== Work required ==
The listing below is the input. Say how many of its lines contain "title", giving the number alone.

Dataset items:
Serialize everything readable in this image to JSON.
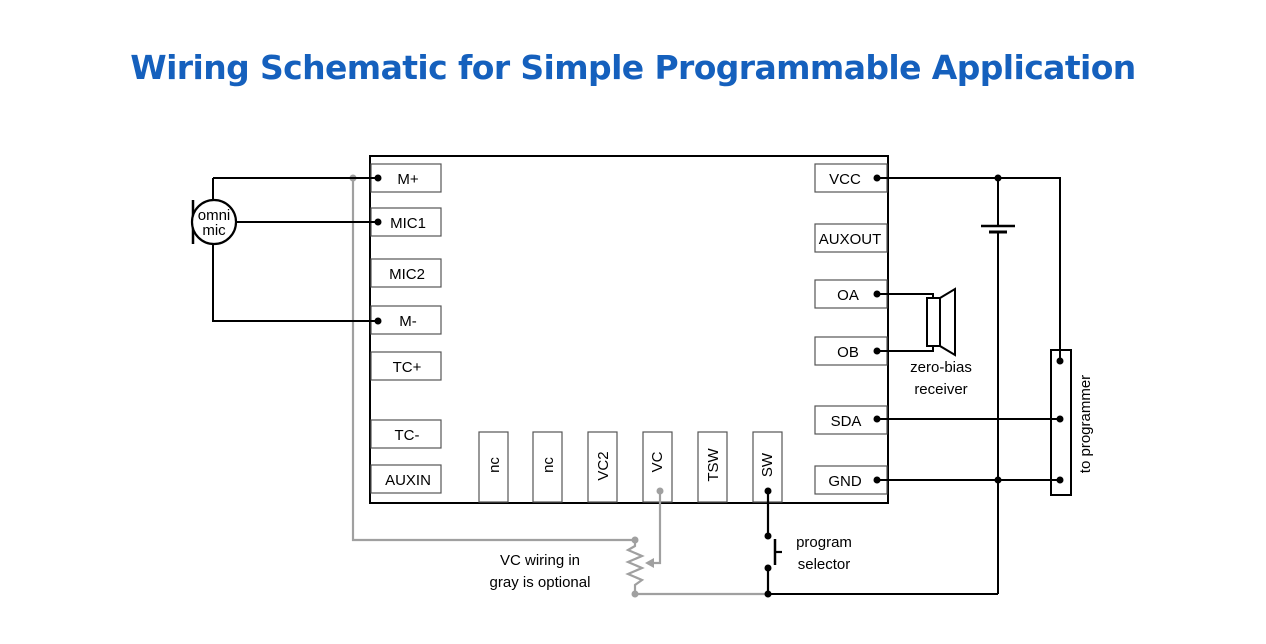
{
  "title": "Wiring Schematic for Simple Programmable Application",
  "colors": {
    "title": "#1560bd",
    "wire": "#000000",
    "optional_wire": "#a0a0a0",
    "background": "#ffffff"
  },
  "chip": {
    "left_pins": [
      "M+",
      "MIC1",
      "MIC2",
      "M-",
      "TC+",
      "TC-",
      "AUXIN"
    ],
    "right_pins": [
      "VCC",
      "AUXOUT",
      "OA",
      "OB",
      "SDA",
      "GND"
    ],
    "bottom_pins": [
      "nc",
      "nc",
      "VC2",
      "VC",
      "TSW",
      "SW"
    ]
  },
  "components": {
    "microphone": {
      "line1": "omni",
      "line2": "mic"
    },
    "receiver": {
      "line1": "zero-bias",
      "line2": "receiver"
    },
    "switch": {
      "line1": "program",
      "line2": "selector"
    },
    "programmer": {
      "label": "to programmer"
    },
    "optional_note": {
      "line1": "VC wiring in",
      "line2": "gray is optional"
    }
  }
}
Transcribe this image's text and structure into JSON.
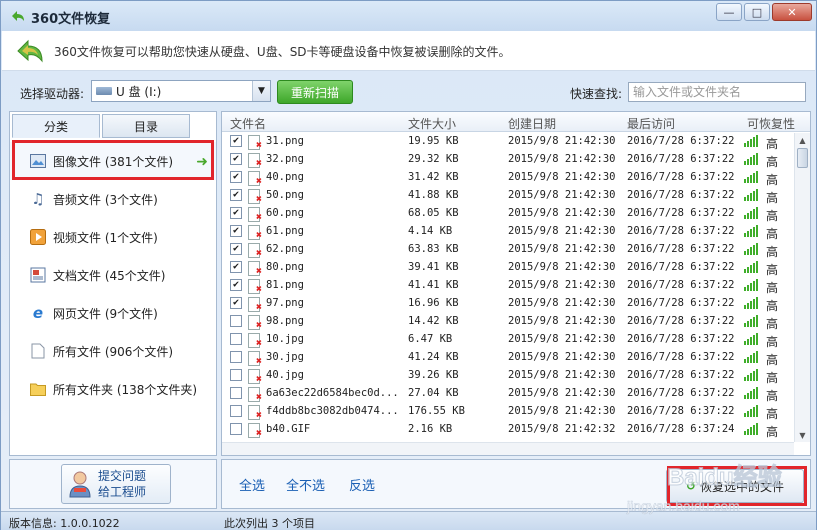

== Exercise answer ==
2